======== Information shown

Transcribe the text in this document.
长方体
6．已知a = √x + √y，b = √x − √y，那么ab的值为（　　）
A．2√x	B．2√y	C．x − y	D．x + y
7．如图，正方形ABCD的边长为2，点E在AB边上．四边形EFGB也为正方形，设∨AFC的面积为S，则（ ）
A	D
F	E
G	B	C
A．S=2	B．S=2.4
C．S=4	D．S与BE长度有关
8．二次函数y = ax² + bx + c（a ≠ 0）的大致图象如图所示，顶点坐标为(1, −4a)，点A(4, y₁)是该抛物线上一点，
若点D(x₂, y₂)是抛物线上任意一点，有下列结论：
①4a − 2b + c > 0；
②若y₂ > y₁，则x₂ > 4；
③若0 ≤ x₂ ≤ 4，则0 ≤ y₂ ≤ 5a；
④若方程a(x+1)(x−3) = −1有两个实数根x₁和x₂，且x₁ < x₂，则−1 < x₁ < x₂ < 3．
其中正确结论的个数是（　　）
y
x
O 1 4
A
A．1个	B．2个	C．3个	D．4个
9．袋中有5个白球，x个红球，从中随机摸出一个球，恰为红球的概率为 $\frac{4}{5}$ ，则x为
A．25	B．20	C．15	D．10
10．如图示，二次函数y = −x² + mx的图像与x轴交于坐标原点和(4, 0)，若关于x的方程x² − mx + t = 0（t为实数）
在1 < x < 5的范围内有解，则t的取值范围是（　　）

================

→ Request: What is the number of lines in these records that contain "二次函数y"? Reply with the number only.

→ Task answer: 2